*Short task*.
Find each line with "dessus" and copy it.

*Record excerpts*.
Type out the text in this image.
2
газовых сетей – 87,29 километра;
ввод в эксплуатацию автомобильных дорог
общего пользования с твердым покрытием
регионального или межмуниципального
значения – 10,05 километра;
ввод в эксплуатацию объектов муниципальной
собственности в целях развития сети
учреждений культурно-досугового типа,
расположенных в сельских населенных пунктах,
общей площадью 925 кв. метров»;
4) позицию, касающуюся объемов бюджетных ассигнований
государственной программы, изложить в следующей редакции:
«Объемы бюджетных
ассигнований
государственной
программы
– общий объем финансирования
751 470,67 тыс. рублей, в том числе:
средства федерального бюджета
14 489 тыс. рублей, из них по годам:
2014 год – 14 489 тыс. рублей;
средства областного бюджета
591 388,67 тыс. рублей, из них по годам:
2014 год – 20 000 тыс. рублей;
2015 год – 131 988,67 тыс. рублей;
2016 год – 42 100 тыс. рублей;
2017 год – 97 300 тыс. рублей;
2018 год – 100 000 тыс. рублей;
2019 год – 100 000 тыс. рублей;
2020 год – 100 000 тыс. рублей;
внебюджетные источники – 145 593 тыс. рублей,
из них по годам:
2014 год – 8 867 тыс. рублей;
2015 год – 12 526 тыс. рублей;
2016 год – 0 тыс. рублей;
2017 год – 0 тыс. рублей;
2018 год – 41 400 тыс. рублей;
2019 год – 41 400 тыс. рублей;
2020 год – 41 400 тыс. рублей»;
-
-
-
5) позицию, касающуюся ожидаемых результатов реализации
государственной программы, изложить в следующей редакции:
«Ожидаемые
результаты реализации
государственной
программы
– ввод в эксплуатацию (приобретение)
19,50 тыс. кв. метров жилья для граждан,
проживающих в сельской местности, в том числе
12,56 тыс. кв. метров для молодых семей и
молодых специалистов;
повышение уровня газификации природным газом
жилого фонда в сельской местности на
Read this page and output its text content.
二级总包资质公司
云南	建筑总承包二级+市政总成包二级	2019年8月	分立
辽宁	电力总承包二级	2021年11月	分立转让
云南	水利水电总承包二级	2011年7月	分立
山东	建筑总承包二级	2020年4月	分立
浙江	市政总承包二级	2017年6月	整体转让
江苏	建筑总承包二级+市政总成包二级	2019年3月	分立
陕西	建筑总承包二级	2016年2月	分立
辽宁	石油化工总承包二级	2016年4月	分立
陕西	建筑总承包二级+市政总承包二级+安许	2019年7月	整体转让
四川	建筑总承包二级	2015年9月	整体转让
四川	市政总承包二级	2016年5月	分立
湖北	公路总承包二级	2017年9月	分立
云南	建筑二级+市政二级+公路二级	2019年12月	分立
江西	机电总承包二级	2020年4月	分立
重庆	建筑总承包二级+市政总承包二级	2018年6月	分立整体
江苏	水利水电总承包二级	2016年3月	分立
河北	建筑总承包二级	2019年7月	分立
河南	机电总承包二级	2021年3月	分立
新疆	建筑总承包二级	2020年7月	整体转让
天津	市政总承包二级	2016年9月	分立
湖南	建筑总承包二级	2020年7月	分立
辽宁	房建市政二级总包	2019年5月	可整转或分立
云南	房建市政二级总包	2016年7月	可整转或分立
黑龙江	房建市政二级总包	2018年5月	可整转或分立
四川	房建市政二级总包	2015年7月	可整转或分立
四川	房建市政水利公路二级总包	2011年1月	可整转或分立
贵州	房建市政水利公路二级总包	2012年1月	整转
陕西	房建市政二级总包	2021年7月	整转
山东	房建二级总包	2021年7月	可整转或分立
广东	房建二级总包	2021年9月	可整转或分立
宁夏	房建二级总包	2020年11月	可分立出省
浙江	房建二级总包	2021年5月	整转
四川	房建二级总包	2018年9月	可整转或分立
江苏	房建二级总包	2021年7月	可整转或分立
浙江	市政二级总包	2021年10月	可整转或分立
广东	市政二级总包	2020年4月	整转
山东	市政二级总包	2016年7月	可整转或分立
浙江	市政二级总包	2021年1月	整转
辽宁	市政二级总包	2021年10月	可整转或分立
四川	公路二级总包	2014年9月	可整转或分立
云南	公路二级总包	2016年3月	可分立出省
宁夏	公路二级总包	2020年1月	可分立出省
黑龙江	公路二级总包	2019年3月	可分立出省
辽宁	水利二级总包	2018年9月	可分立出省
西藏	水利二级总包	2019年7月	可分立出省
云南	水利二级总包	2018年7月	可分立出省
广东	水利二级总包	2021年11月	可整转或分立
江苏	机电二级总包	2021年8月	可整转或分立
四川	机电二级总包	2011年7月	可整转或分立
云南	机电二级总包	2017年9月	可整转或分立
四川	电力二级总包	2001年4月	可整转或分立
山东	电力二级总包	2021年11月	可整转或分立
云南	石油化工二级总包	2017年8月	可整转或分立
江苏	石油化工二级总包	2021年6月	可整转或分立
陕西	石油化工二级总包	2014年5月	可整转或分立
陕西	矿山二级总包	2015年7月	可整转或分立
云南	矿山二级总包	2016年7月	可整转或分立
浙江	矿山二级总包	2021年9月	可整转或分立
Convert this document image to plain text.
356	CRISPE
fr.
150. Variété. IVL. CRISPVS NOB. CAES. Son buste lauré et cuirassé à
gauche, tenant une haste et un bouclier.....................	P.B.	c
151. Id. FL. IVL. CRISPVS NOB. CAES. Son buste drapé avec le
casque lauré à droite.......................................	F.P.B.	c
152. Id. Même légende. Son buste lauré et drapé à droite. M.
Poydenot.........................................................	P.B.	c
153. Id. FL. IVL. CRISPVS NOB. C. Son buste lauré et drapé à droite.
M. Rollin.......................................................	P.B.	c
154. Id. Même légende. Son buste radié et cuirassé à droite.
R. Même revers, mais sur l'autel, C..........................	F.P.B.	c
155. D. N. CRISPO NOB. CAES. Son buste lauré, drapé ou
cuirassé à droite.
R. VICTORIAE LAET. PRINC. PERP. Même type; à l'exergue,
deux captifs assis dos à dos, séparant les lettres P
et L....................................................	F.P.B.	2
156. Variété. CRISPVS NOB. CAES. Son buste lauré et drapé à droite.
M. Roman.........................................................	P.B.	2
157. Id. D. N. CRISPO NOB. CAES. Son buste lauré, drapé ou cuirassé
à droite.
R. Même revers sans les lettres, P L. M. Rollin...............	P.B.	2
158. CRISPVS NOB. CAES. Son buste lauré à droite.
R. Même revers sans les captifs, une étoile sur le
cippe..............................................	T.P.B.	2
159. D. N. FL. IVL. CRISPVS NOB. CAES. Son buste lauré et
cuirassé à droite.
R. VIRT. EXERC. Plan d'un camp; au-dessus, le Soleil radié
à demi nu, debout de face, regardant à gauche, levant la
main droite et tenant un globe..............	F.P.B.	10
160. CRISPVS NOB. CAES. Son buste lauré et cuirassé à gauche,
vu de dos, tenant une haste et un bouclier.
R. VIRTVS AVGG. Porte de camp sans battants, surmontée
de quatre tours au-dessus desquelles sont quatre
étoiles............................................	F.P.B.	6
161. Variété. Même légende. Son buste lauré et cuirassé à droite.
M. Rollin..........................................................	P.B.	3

*Reply to the exercise*.
R. VIRT. EXERC. Plan d'un camp; au-dessus, le Soleil radié
de quatre tours au-dessus desquelles sont quatre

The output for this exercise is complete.